» OBJECTIVE
Write the data out again exactly, with no pictures.

## start PROVIDED DATA

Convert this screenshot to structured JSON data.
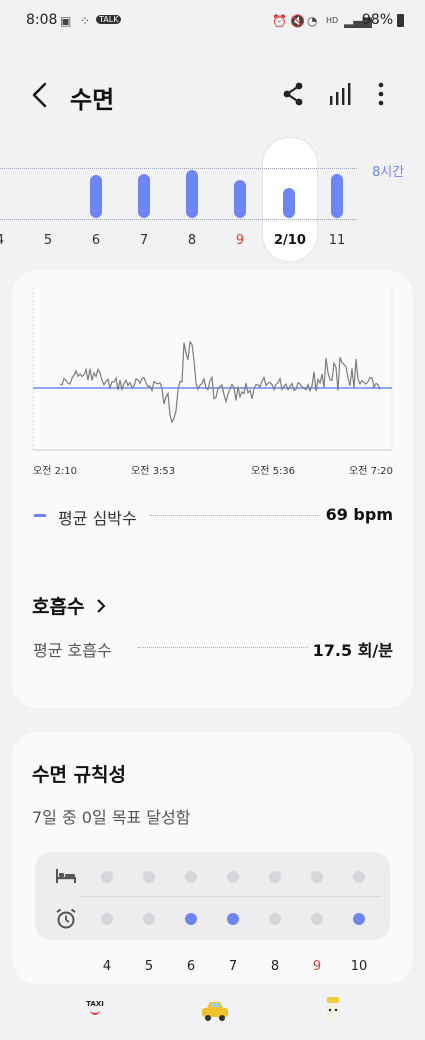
{
  "status_bar": {
    "time": "8:08",
    "battery": "98%",
    "network": "HD"
  },
  "header": {
    "title": "수면"
  },
  "week_strip": {
    "goal_label": "8시간",
    "days": [
      {
        "label": "4"
      },
      {
        "label": "5"
      },
      {
        "label": "6",
        "has_bar": true
      },
      {
        "label": "7",
        "has_bar": true
      },
      {
        "label": "8",
        "has_bar": true
      },
      {
        "label": "9",
        "has_bar": true,
        "color": "#d0443a"
      },
      {
        "label": "2/10",
        "has_bar": true,
        "selected": true
      },
      {
        "label": "11",
        "has_bar": true
      }
    ]
  },
  "heart_card": {
    "x_ticks": [
      "오전 2:10",
      "오전 3:53",
      "오전 5:36",
      "오전 7:20"
    ],
    "avg_label": "평균 심박수",
    "avg_value": "69 bpm"
  },
  "resp": {
    "title": "호흡수",
    "avg_label": "평균 호흡수",
    "avg_value": "17.5 회/분"
  },
  "regularity": {
    "title": "수면 규칙성",
    "subtitle": "7일 중 0일 목표 달성함",
    "days": [
      {
        "label": "4",
        "wake_on_target": false
      },
      {
        "label": "5",
        "wake_on_target": false
      },
      {
        "label": "6",
        "wake_on_target": true
      },
      {
        "label": "7",
        "wake_on_target": true
      },
      {
        "label": "8",
        "wake_on_target": false
      },
      {
        "label": "9",
        "wake_on_target": false,
        "color": "#d0443a"
      },
      {
        "label": "10",
        "wake_on_target": true
      }
    ]
  },
  "bottom_apps": {
    "taxi_label": "TAXI"
  },
  "colors": {
    "accent": "#6e86f5",
    "sunday": "#d0443a"
  }
}
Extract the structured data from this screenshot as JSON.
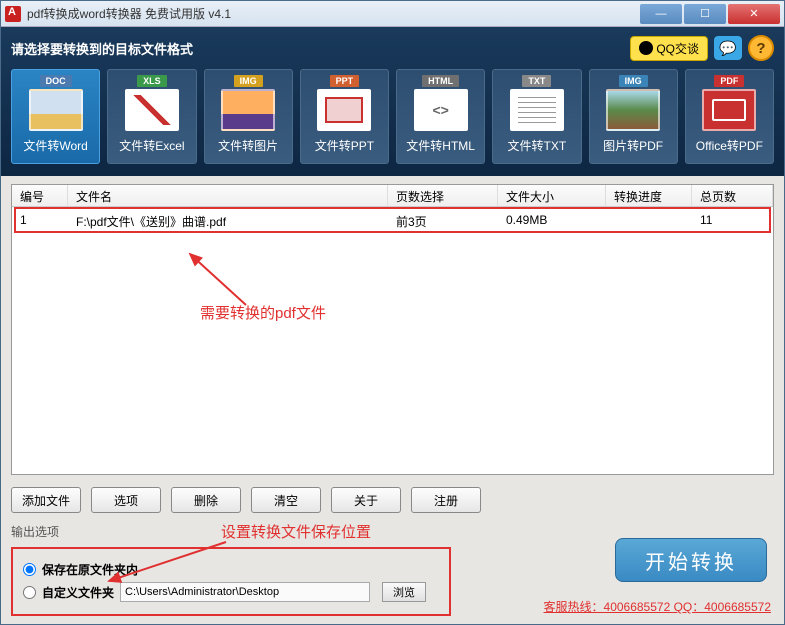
{
  "titlebar": {
    "title": "pdf转换成word转换器 免费试用版 v4.1"
  },
  "header": {
    "label": "请选择要转换到的目标文件格式",
    "qq": "QQ交谈",
    "help": "?"
  },
  "formats": [
    {
      "tag": "DOC",
      "label": "文件转Word"
    },
    {
      "tag": "XLS",
      "label": "文件转Excel"
    },
    {
      "tag": "IMG",
      "label": "文件转图片"
    },
    {
      "tag": "PPT",
      "label": "文件转PPT"
    },
    {
      "tag": "HTML",
      "label": "文件转HTML"
    },
    {
      "tag": "TXT",
      "label": "文件转TXT"
    },
    {
      "tag": "IMG",
      "label": "图片转PDF"
    },
    {
      "tag": "PDF",
      "label": "Office转PDF"
    }
  ],
  "table": {
    "headers": {
      "num": "编号",
      "name": "文件名",
      "pages": "页数选择",
      "size": "文件大小",
      "prog": "转换进度",
      "total": "总页数"
    },
    "rows": [
      {
        "num": "1",
        "name": "F:\\pdf文件\\《送别》曲谱.pdf",
        "pages": "前3页",
        "size": "0.49MB",
        "prog": "",
        "total": "11"
      }
    ]
  },
  "annotations": {
    "file_note": "需要转换的pdf文件",
    "save_note": "设置转换文件保存位置"
  },
  "buttons": {
    "add": "添加文件",
    "options": "选项",
    "delete": "删除",
    "clear": "清空",
    "about": "关于",
    "register": "注册"
  },
  "output": {
    "section_label": "输出选项",
    "opt_same": "保存在原文件夹内",
    "opt_custom": "自定义文件夹",
    "path": "C:\\Users\\Administrator\\Desktop",
    "browse": "浏览"
  },
  "start": "开始转换",
  "service": "客服热线：4006685572 QQ：4006685572"
}
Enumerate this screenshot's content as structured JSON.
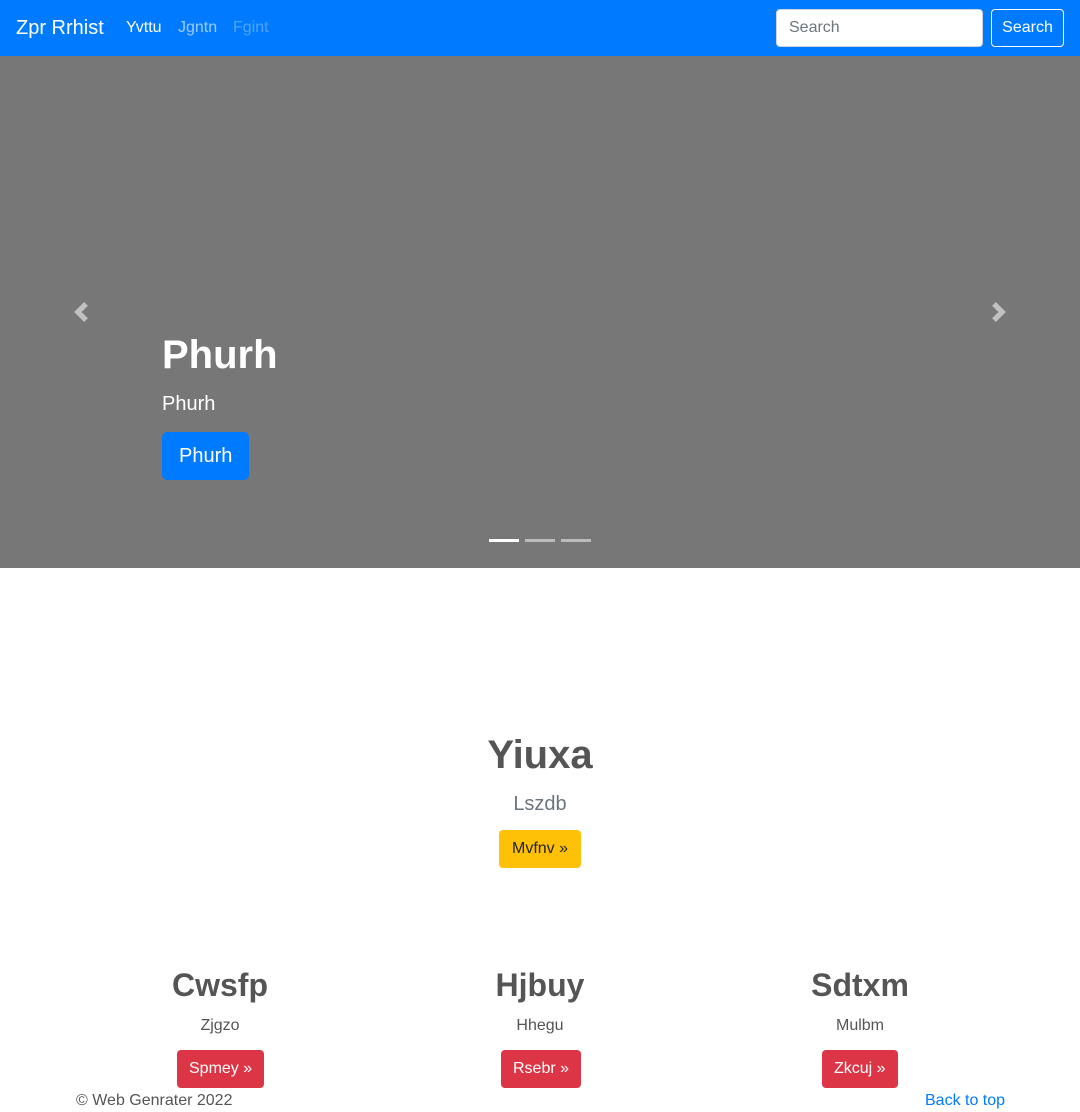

## end PROVIDED DATA

» TASK OUTPUT
Convert this screenshot to structured JSON data.
{
  "status_bar": {
    "time": "8:08",
    "battery": "98%",
    "network": "HD"
  },
  "header": {
    "title": "수면"
  },
  "week_strip": {
    "goal_label": "8시간",
    "days": [
      {
        "label": "4"
      },
      {
        "label": "5"
      },
      {
        "label": "6",
        "has_bar": true
      },
      {
        "label": "7",
        "has_bar": true
      },
      {
        "label": "8",
        "has_bar": true
      },
      {
        "label": "9",
        "has_bar": true,
        "color": "#d0443a"
      },
      {
        "label": "2/10",
        "has_bar": true,
        "selected": true
      },
      {
        "label": "11",
        "has_bar": true
      }
    ]
  },
  "heart_card": {
    "x_ticks": [
      "오전 2:10",
      "오전 3:53",
      "오전 5:36",
      "오전 7:20"
    ],
    "avg_label": "평균 심박수",
    "avg_value": "69 bpm"
  },
  "resp": {
    "title": "호흡수",
    "avg_label": "평균 호흡수",
    "avg_value": "17.5 회/분"
  },
  "regularity": {
    "title": "수면 규칙성",
    "subtitle": "7일 중 0일 목표 달성함",
    "days": [
      {
        "label": "4",
        "wake_on_target": false
      },
      {
        "label": "5",
        "wake_on_target": false
      },
      {
        "label": "6",
        "wake_on_target": true
      },
      {
        "label": "7",
        "wake_on_target": true
      },
      {
        "label": "8",
        "wake_on_target": false
      },
      {
        "label": "9",
        "wake_on_target": false,
        "color": "#d0443a"
      },
      {
        "label": "10",
        "wake_on_target": true
      }
    ]
  },
  "bottom_apps": {
    "taxi_label": "TAXI"
  },
  "colors": {
    "accent": "#6e86f5",
    "sunday": "#d0443a"
  }
}
Extract the structured data from this screenshot as JSON.
{
  "titlebar": {
    "title": "pdf转换成word转换器 免费试用版 v4.1"
  },
  "header": {
    "label": "请选择要转换到的目标文件格式",
    "qq": "QQ交谈",
    "help": "?"
  },
  "formats": [
    {
      "tag": "DOC",
      "label": "文件转Word"
    },
    {
      "tag": "XLS",
      "label": "文件转Excel"
    },
    {
      "tag": "IMG",
      "label": "文件转图片"
    },
    {
      "tag": "PPT",
      "label": "文件转PPT"
    },
    {
      "tag": "HTML",
      "label": "文件转HTML"
    },
    {
      "tag": "TXT",
      "label": "文件转TXT"
    },
    {
      "tag": "IMG",
      "label": "图片转PDF"
    },
    {
      "tag": "PDF",
      "label": "Office转PDF"
    }
  ],
  "table": {
    "headers": {
      "num": "编号",
      "name": "文件名",
      "pages": "页数选择",
      "size": "文件大小",
      "prog": "转换进度",
      "total": "总页数"
    },
    "rows": [
      {
        "num": "1",
        "name": "F:\\pdf文件\\《送别》曲谱.pdf",
        "pages": "前3页",
        "size": "0.49MB",
        "prog": "",
        "total": "11"
      }
    ]
  },
  "annotations": {
    "file_note": "需要转换的pdf文件",
    "save_note": "设置转换文件保存位置"
  },
  "buttons": {
    "add": "添加文件",
    "options": "选项",
    "delete": "删除",
    "clear": "清空",
    "about": "关于",
    "register": "注册"
  },
  "output": {
    "section_label": "输出选项",
    "opt_same": "保存在原文件夹内",
    "opt_custom": "自定义文件夹",
    "path": "C:\\Users\\Administrator\\Desktop",
    "browse": "浏览"
  },
  "start": "开始转换",
  "service": "客服热线：4006685572 QQ：4006685572"
}
Enumerate this screenshot's content as structured JSON.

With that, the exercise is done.